> To be done:
In the listing below, identify each line with the word "самый" and return those lines.

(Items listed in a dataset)
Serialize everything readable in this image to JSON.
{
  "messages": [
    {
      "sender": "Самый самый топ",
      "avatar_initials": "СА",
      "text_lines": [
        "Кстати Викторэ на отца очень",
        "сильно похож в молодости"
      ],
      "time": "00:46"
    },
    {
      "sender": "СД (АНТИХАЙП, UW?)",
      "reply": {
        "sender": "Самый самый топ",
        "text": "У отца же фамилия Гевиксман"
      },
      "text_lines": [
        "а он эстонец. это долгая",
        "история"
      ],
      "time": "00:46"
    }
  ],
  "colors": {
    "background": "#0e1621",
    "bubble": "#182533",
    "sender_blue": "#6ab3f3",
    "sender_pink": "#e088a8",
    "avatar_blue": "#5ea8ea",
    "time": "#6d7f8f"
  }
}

> Solution to the problem:
      "sender": "Самый самый топ",
        "sender": "Самый самый топ",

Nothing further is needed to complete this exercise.